What this task involves: Your reply should be one number: the count of lines holding the word "values".

[Start Given records]

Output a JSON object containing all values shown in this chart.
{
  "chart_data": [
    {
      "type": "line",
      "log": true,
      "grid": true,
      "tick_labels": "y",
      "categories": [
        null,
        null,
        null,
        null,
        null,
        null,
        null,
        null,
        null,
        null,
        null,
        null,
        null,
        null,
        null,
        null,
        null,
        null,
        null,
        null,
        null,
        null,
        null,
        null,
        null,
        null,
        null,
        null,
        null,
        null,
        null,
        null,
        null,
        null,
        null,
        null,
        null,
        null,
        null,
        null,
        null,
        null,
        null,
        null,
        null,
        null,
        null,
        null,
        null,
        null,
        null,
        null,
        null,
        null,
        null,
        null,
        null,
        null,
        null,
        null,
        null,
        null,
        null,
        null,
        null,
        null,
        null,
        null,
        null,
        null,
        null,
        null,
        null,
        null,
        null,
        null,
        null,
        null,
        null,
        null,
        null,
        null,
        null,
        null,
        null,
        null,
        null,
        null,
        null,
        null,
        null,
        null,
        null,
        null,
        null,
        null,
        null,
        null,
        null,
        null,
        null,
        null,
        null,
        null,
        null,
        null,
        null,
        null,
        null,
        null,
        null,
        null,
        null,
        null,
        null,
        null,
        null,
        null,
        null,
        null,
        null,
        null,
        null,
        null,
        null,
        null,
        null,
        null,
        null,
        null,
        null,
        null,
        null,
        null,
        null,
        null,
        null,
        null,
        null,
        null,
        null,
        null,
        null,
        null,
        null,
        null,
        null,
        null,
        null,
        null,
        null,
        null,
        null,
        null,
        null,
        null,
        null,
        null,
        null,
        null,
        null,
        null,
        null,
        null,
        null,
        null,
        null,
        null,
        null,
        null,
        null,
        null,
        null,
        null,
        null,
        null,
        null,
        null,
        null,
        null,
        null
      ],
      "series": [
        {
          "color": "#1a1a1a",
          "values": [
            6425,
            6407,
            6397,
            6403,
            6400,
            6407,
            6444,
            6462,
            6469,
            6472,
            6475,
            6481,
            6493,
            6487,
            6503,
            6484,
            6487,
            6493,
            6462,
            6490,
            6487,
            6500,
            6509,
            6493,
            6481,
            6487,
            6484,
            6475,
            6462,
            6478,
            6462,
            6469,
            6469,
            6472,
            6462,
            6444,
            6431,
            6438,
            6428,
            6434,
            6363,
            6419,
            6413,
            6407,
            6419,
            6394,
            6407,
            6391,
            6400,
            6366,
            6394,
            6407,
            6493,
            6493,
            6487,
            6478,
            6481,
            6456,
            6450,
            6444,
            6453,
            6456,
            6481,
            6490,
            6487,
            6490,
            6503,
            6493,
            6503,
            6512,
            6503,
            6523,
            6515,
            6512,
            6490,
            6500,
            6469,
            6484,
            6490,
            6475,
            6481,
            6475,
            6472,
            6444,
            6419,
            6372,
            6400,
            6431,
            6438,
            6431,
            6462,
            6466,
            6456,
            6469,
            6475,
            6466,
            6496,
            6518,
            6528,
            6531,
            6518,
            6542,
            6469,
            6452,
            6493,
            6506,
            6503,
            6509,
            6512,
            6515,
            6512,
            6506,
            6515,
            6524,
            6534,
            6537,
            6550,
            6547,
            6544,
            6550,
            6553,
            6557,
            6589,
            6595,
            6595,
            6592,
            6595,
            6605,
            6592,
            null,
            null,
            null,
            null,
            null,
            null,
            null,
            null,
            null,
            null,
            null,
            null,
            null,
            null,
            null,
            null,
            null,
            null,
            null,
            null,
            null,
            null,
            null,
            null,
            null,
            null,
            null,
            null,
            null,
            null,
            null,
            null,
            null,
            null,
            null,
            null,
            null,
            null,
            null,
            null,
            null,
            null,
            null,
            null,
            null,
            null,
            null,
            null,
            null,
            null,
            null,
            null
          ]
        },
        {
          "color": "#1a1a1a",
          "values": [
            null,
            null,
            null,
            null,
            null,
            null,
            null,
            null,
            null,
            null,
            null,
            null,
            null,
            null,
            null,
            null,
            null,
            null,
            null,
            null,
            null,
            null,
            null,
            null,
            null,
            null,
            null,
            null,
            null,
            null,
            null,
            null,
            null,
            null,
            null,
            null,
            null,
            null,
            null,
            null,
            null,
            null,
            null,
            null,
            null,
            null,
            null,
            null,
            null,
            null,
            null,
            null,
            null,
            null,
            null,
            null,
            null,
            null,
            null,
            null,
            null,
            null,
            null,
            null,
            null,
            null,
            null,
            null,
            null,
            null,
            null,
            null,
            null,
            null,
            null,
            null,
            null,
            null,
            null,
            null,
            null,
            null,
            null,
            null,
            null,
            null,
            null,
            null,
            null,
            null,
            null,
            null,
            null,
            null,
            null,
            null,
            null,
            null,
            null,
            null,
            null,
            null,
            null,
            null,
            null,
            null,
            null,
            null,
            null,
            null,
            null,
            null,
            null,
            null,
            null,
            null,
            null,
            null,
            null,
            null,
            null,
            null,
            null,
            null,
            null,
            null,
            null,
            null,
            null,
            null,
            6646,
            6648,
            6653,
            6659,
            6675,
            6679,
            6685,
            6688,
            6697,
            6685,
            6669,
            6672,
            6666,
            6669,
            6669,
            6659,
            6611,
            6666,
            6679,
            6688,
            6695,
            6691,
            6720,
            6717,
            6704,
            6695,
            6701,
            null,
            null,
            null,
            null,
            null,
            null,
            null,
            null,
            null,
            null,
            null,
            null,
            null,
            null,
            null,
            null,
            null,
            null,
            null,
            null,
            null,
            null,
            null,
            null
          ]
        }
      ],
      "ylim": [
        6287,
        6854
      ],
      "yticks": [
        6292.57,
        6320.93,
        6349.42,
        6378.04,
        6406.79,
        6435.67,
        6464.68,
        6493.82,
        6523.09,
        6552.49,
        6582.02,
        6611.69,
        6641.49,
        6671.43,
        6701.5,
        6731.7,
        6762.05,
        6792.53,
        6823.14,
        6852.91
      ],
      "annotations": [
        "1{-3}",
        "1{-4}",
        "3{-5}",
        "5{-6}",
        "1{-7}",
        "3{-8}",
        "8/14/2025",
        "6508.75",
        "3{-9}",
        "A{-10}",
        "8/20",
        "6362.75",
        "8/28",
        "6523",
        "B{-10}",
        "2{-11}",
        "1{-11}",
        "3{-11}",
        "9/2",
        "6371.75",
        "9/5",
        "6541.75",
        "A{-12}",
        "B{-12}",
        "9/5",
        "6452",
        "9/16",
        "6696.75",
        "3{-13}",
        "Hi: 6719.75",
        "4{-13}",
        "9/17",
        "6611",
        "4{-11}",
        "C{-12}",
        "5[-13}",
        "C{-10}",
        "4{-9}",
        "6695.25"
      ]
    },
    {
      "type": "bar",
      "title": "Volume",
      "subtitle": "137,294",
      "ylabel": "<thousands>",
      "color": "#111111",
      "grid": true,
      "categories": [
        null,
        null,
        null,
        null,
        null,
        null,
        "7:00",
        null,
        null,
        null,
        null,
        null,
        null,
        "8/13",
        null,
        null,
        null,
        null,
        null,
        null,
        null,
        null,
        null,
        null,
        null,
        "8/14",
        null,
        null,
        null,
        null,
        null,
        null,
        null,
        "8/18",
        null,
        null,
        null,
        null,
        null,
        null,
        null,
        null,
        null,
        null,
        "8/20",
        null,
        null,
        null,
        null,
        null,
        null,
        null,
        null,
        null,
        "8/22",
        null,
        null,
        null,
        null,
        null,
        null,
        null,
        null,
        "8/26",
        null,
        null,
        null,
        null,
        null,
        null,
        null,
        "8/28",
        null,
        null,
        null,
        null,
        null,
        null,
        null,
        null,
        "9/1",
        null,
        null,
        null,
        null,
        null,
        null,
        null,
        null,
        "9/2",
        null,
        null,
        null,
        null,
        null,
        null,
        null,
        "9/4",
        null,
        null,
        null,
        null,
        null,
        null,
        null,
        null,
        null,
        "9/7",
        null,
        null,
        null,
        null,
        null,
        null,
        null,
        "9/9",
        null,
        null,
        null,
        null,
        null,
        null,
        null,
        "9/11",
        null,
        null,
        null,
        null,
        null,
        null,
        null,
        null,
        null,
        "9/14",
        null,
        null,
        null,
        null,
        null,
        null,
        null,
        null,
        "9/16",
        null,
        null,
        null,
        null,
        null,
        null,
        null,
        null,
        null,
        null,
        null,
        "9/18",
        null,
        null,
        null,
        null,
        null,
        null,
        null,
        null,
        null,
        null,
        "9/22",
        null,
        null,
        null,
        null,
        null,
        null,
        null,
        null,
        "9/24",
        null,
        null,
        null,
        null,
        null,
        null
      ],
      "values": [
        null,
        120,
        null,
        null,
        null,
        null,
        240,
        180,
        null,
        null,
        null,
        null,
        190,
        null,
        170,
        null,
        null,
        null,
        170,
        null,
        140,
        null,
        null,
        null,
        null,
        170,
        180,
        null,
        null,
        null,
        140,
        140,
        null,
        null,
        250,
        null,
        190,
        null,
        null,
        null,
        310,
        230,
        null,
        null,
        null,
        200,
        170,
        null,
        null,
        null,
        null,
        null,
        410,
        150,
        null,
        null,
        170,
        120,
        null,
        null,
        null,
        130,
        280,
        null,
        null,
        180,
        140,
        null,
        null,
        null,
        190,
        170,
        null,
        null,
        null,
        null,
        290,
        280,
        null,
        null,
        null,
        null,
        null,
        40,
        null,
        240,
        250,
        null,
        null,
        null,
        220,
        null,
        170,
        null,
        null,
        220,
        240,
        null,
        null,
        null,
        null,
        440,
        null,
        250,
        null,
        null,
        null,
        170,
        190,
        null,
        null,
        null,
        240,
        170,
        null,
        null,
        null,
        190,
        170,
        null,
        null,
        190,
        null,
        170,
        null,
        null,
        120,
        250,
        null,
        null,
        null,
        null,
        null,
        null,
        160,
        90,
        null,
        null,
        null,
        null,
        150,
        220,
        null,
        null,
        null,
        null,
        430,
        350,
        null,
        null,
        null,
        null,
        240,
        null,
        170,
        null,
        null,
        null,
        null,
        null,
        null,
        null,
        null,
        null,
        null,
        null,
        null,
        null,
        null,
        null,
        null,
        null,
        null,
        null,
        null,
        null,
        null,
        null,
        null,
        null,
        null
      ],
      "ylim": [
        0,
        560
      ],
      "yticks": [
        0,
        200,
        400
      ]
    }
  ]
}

[End Given records]

Written reply: 4